(Stored records)
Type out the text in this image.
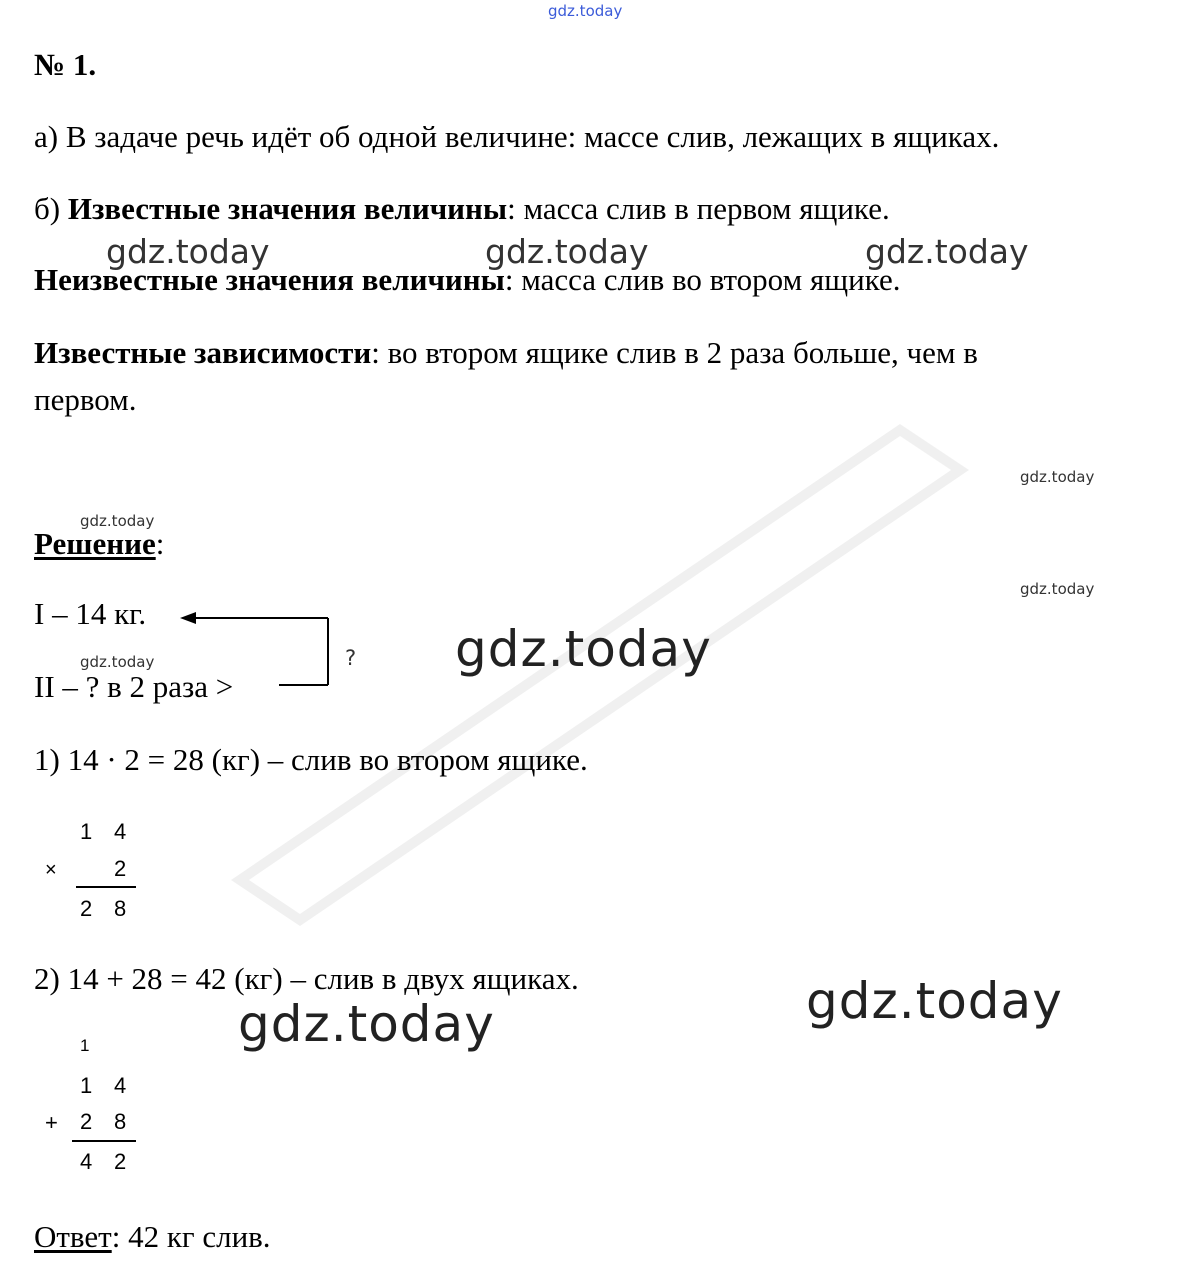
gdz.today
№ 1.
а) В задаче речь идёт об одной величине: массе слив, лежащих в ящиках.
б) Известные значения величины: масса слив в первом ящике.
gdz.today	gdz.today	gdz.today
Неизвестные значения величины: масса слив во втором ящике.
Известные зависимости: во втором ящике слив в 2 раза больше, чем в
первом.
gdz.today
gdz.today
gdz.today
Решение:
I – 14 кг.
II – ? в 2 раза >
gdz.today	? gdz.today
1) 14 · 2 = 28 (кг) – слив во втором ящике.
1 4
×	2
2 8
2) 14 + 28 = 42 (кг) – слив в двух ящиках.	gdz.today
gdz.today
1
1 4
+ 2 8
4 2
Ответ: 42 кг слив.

==

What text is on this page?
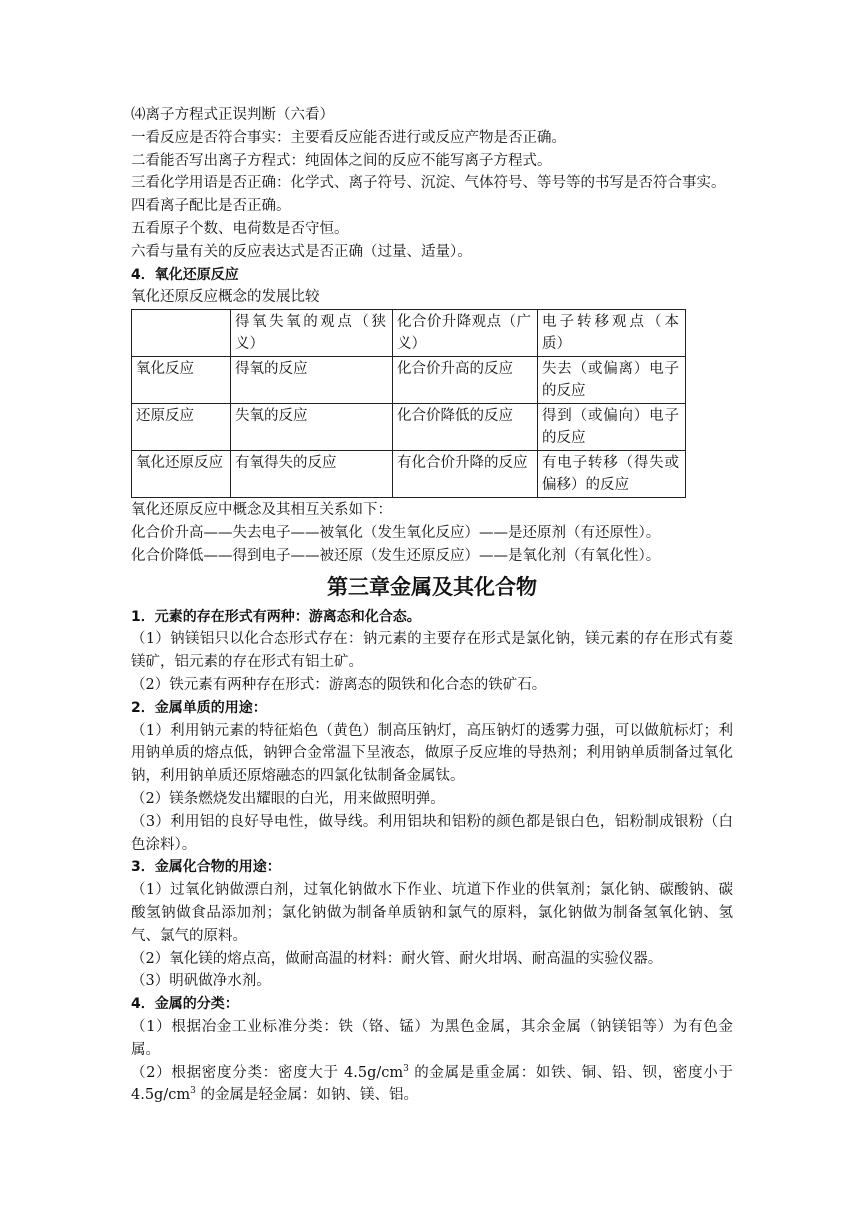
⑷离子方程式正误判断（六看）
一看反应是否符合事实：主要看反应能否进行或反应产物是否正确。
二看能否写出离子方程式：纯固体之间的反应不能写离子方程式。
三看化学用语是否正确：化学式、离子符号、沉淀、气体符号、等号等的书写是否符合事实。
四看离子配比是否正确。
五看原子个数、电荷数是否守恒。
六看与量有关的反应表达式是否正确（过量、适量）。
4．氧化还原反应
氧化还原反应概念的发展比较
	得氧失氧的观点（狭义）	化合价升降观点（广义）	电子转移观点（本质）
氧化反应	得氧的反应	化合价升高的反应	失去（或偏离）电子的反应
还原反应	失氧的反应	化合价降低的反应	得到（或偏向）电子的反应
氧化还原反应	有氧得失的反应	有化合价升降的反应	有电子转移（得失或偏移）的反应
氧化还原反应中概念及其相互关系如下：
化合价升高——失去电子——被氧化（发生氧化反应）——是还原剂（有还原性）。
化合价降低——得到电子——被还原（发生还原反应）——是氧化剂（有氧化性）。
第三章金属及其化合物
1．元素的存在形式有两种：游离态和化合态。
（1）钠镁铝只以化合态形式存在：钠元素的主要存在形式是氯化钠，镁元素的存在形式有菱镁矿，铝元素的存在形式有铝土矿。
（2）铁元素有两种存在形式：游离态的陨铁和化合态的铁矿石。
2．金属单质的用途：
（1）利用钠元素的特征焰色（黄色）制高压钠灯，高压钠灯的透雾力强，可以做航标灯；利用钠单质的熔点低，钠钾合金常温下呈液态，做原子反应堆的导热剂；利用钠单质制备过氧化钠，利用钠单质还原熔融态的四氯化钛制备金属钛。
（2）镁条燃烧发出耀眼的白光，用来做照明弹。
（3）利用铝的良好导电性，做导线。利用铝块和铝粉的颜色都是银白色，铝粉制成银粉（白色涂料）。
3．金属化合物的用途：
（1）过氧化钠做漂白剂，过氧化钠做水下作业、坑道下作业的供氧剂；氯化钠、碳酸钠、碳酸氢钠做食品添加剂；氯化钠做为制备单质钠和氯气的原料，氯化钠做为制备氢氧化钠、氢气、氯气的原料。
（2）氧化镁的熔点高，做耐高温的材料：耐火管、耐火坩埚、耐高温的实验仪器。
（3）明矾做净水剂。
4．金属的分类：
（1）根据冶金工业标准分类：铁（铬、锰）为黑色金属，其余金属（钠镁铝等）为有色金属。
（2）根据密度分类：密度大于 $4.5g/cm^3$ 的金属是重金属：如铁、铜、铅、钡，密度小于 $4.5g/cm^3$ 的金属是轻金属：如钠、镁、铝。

Your task: Among the entries above, identify all lines with "величины" and copy them.

Answer to this task:
б) Известные значения величины: масса слив в первом ящике.
Неизвестные значения величины: масса слив во втором ящике.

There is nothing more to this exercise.